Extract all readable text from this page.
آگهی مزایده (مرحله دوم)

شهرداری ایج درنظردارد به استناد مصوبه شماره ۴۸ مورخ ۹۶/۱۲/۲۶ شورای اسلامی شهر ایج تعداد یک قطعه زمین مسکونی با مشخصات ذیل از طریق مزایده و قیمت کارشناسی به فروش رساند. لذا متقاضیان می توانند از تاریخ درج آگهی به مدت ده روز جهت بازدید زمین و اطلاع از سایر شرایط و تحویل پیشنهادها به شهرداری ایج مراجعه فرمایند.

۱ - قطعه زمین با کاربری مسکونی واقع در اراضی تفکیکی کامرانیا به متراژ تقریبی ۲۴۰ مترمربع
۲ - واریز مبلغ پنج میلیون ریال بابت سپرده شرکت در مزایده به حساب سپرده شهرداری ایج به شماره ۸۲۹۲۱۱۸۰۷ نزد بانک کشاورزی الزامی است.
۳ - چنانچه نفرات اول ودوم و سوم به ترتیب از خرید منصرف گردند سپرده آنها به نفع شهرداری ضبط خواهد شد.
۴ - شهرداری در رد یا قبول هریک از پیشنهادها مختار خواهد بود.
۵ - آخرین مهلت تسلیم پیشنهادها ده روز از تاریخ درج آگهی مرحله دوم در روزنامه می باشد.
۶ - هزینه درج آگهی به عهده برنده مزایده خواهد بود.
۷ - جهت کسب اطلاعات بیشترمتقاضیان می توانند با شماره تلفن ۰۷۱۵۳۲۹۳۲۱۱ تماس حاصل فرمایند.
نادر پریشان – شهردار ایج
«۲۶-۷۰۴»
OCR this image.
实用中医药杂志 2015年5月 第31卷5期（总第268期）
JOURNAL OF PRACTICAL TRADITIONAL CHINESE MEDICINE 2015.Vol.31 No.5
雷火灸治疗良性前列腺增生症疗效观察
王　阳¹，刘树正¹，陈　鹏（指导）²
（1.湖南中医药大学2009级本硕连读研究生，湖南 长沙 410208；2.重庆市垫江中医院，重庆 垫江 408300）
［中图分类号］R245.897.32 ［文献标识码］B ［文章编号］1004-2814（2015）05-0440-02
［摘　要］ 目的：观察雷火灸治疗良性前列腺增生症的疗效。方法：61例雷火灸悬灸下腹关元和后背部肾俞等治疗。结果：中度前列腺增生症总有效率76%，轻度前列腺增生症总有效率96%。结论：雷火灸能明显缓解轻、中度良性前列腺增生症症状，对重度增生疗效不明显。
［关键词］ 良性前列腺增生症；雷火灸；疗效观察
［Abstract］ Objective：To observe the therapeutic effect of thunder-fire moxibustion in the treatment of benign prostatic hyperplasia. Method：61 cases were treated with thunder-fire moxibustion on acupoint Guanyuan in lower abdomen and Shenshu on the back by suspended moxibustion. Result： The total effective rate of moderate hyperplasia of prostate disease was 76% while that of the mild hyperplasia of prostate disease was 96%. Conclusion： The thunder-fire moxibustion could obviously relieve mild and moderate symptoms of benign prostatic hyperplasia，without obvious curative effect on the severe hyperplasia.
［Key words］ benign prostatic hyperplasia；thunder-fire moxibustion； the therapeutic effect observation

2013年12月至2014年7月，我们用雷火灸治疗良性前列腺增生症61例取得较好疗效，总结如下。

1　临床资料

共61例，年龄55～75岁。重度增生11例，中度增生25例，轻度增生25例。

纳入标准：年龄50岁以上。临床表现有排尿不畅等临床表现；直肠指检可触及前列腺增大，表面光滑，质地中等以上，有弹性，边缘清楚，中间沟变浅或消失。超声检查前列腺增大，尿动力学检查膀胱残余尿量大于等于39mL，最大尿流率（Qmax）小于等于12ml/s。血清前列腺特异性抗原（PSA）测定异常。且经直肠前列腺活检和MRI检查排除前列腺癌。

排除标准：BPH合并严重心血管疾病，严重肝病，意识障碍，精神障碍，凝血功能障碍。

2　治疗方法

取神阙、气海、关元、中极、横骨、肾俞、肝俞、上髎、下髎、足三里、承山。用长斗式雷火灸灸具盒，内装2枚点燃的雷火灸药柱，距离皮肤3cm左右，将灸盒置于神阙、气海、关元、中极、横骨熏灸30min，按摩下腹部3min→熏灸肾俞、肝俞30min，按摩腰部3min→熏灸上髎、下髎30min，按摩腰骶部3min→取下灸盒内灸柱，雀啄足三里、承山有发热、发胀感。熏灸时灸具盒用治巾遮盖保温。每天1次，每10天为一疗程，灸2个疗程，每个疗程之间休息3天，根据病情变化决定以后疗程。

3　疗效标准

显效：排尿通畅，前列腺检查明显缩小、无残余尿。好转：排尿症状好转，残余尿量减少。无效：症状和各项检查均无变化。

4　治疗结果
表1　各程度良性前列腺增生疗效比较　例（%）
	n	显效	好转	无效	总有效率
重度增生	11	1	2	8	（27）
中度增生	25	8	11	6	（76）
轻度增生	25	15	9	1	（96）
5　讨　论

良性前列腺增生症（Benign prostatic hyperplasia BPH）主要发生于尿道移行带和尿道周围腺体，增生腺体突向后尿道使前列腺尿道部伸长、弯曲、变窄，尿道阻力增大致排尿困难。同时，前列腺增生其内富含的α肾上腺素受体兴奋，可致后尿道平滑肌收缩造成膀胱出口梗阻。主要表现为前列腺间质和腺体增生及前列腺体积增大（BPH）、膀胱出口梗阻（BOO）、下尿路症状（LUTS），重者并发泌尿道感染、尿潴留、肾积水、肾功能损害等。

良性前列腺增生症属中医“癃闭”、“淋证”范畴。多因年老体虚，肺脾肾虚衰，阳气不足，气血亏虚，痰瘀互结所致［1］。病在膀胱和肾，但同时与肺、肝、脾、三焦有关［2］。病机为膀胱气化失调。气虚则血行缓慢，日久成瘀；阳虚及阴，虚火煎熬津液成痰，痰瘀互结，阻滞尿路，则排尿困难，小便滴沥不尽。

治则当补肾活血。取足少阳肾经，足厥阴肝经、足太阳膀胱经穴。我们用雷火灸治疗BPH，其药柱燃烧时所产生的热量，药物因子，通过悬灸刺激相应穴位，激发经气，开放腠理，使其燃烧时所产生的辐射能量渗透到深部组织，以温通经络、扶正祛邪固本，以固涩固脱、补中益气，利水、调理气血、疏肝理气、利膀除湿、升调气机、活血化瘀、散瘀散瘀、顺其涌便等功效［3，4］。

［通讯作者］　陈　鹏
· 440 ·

### Exercise description:
Pick out all the lines with the word "effect" in them and copy them.

### The reply:
［Abstract］ Objective：To observe the therapeutic effect of thunder-fire moxibustion in the treatment of benign prostatic hyperplasia. Method：61 cases were treated with thunder-fire moxibustion on acupoint Guanyuan in lower abdomen and Shenshu on the back by suspended moxibustion. Result： The total effective rate of moderate hyperplasia of prostate disease was 76% while that of the mild hyperplasia of prostate disease was 96%. Conclusion： The thunder-fire moxibustion could obviously relieve mild and moderate symptoms of benign prostatic hyperplasia，without obvious curative effect on the severe hyperplasia.
［Key words］ benign prostatic hyperplasia；thunder-fire moxibustion； the therapeutic effect observation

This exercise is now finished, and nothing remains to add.